====== Document text ======
Historical Notes for Esperanza

by Professors Ellen Baker and Linda Gordon

"Zinctown" is a fictional place and Esperanza was not our heroine's real name, but everything else in this opera is true. Zinctown is a composite of several mining towns around Silver City in southwestern New Mexico, a mountainous region rich in gold, silver, copper, and zinc. This was once Apache land, hospitable to neither Mexican nor Anglo, but the U.S. Army defeated the Apaches in 1886 and drove them to reservations elsewhere. Thus was the area opened for intensive mining by energetic prospectors and small companies.

By World War I the precious metals were mostly gone, and profitably extracting copper and zinc demanded technology that only corporations could afford. To work these arid mountains, companies had to entice labor from Europe, Mexico, and elsewhere in the U.S. Kennecott Copper Corporation built company towns for its smelter workers and open-pit copper miners, and smaller operations, like the zinc company that employed Esperanza's husband, leased houses to their workers in other mining hamlets that crept up the sides of mountains.

The social landscape shaped mining life as much as the physical landscape did. Some jobs were "Mexican" (usually labelled "Spanish"), the others "American," and the same went for neighborhoods, schools, and the ways people socialized with one another. Segregation relegated Mexicans and Chicanos to the worst jobs at the lowest pay. And their houses and living conditions reflected Chicanos' second-class status.

Mining was one of the most dangerous jobs on earth. But miners also learned that much could be done to make it safer -- effective partner systems, frequent rest breaks, 8-hour workdays, well-built timbering, good ventilation, and equipment that minimized inhaling silica and other rock dust. Workers often fought for safety measures as well as wages and fair promotions. And in all of these battles, New Mexican miners made good use of their union, the International Union of Mine, Mill and Smelter Workers.
====== Stored records ======
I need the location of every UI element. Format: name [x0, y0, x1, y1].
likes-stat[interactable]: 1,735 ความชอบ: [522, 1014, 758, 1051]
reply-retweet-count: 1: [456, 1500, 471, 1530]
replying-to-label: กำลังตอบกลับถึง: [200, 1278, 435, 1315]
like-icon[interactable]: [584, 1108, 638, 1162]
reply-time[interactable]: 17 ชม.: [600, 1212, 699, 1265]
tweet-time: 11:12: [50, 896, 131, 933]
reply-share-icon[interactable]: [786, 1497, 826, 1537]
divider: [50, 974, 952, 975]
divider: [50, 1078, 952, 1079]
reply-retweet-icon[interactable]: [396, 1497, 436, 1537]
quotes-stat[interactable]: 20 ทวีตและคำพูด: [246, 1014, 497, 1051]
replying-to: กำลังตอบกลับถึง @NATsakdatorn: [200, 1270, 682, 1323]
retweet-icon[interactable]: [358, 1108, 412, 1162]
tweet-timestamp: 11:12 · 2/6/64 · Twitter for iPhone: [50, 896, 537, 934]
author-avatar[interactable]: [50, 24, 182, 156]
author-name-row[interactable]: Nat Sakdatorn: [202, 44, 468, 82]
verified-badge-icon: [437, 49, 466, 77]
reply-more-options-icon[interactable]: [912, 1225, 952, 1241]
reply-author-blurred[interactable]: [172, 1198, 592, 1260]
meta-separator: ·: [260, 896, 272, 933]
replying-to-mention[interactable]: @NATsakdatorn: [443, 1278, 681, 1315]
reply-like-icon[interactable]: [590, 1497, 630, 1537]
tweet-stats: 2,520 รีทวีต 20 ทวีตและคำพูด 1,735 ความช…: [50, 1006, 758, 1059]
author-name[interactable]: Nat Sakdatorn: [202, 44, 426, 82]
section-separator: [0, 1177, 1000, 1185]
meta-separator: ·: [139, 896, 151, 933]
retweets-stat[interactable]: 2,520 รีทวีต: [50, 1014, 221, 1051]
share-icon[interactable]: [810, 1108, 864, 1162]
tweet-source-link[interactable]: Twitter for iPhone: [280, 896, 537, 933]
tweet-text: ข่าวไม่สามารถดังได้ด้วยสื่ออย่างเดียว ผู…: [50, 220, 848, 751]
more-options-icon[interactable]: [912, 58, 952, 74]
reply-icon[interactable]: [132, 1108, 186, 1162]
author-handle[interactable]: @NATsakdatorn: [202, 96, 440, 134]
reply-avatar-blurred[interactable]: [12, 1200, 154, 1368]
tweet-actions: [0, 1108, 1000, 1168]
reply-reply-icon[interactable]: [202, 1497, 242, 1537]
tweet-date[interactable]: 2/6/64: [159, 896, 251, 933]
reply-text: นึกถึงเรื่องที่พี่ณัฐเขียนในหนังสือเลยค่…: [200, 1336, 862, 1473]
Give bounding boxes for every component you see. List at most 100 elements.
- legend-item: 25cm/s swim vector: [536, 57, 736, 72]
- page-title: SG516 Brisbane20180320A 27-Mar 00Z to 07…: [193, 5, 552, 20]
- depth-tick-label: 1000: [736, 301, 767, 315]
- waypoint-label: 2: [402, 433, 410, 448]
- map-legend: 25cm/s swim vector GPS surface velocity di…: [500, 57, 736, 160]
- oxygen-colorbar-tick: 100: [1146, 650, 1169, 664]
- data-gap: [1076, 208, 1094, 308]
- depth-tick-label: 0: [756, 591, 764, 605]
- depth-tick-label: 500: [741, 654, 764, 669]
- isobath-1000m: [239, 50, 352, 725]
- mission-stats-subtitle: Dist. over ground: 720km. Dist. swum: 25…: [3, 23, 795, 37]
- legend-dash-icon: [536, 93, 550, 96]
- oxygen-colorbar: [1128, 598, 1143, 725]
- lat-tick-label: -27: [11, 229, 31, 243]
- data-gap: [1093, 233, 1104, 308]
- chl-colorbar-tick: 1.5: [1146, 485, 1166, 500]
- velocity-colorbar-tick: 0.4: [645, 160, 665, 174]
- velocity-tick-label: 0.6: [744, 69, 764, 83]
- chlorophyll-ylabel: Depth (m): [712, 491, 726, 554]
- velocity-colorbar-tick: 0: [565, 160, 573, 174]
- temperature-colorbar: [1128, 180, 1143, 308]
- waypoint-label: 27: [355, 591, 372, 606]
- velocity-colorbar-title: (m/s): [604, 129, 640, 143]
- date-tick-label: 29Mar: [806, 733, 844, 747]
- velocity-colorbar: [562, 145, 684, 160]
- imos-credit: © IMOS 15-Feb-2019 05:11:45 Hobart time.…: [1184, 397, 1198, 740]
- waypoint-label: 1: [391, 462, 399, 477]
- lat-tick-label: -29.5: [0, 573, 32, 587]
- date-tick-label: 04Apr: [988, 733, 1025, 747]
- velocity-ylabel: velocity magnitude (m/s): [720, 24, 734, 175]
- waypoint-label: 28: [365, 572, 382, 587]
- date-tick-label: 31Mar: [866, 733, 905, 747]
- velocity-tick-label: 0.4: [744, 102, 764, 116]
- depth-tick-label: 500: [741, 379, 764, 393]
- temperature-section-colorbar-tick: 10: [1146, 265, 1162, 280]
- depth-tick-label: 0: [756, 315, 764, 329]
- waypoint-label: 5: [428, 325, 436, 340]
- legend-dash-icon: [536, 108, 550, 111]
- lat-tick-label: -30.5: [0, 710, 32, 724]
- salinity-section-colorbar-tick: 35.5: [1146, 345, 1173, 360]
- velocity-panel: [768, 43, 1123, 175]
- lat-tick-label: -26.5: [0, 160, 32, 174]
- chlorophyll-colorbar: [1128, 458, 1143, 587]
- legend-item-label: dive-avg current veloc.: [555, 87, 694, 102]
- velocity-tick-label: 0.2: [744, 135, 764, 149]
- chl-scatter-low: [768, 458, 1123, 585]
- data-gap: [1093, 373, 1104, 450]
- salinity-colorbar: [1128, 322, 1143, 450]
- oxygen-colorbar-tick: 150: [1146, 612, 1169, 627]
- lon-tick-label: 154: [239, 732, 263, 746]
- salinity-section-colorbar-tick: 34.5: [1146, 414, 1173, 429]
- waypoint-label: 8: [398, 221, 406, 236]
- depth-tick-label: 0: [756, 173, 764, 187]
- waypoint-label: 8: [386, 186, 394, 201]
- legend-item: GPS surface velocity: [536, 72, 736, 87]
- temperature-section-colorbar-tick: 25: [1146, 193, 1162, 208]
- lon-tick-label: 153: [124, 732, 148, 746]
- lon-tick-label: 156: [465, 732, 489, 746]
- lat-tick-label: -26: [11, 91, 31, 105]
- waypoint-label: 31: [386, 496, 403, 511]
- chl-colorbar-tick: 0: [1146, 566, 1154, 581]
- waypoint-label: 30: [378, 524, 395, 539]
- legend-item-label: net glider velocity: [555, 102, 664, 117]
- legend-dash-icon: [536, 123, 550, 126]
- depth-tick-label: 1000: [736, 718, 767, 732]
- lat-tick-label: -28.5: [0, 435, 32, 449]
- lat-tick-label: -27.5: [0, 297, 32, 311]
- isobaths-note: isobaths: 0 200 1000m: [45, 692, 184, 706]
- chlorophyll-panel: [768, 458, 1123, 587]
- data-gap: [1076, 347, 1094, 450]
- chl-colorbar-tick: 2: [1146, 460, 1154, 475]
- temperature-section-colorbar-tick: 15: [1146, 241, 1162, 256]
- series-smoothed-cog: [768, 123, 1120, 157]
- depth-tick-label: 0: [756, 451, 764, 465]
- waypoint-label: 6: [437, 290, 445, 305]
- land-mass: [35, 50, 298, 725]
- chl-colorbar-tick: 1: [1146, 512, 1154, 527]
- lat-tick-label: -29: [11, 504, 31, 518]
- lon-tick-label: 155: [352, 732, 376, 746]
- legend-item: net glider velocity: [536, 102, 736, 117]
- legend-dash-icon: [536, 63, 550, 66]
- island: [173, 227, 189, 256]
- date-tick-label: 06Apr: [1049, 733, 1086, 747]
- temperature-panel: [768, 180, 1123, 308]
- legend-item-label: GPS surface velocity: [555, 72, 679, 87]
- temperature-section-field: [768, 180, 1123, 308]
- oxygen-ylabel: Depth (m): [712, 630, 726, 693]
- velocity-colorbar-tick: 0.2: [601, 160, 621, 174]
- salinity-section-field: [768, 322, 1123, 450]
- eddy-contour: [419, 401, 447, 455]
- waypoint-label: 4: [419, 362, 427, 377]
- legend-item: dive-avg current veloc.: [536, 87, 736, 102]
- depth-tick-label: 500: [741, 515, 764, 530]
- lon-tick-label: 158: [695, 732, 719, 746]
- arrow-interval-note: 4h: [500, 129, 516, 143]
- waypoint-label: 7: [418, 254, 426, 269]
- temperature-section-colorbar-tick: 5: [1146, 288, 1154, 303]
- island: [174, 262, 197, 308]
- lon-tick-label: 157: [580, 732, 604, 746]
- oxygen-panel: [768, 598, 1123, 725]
======
Given task: Go on with the historical notes on the Zinctown mining region, picking up right after their final sentence.

Answer for this exercise:
Mine-Mill, originally the Western Federation of Miners, had a militant and colorful history in the mountain West. Unfortunately its history also included racial exclusion, and until the 1930s it identified Mexicans as a threat ("cheap labor") rather than as potential union brothers. This began to change in the 1930s, when the leadership, influenced by the Communist Party, made anti-racism one of its organizing principles. Mine-Mill successfully began to organize Chicano miners in the Silver City area during World War II, and organized miners successfully began to challenge the injustices of the dual-wage system.

Local 890Mine-Mill earned its members' loyalty by encouraging democratic participation, developing Chicano leadership, and bringing the fight for ethnic equality out of the mines and into local businesses, schools, and voting booths. This history accounts for an important aspect of the domestic Cold War: anticommunists denouncing "red" unions like Mine-Mill utterly failed to persuade Chicano miners that their union was "un-American," much less that they were themselves dupes of Communism. Chicanos saw such attacks instead as a cover, transparent at best, for mining companies to destroy the union and thereby roll back what workers had won during the 1940s.

A critical moment arrived in September 1950. Miners struck the Empire Zinc Company in the small town of Hanover after the company had refused to maintain the partner system and confront the wage discrimination that accompanied job segregation. Both sides settled in for a long fight. In June 1951, Empire Zinc got a court injunction against "striking miners." The union men failed to come up with an alternative to their two dismal options: giving up the strike or going to jail.

But their wives had a plan. Having caucused before the fateful union meeting, several women offered to take the pickets in place of the "striking miners." Hardly any men welcomed this proposal. Only after much debate did the union men and women vote to "man" the pickets with women. This opera tells that story.

The strike and the struggle within the strike were both imbued with gender conflict. Underground mining was perhaps the most quintessentially male of all occupations: risky, arduous, demanding strength and endurance as well as skill. Its dangers made miners acutely dependent upon other miners, and men formed intense bonds with one another. This brotherhood, in fact, helped forge the union itself during the 1940s. Small wonder that men would balk at women's assuming their place on the pickets. And the threat to their authority in the household was perhaps even more acutely felt.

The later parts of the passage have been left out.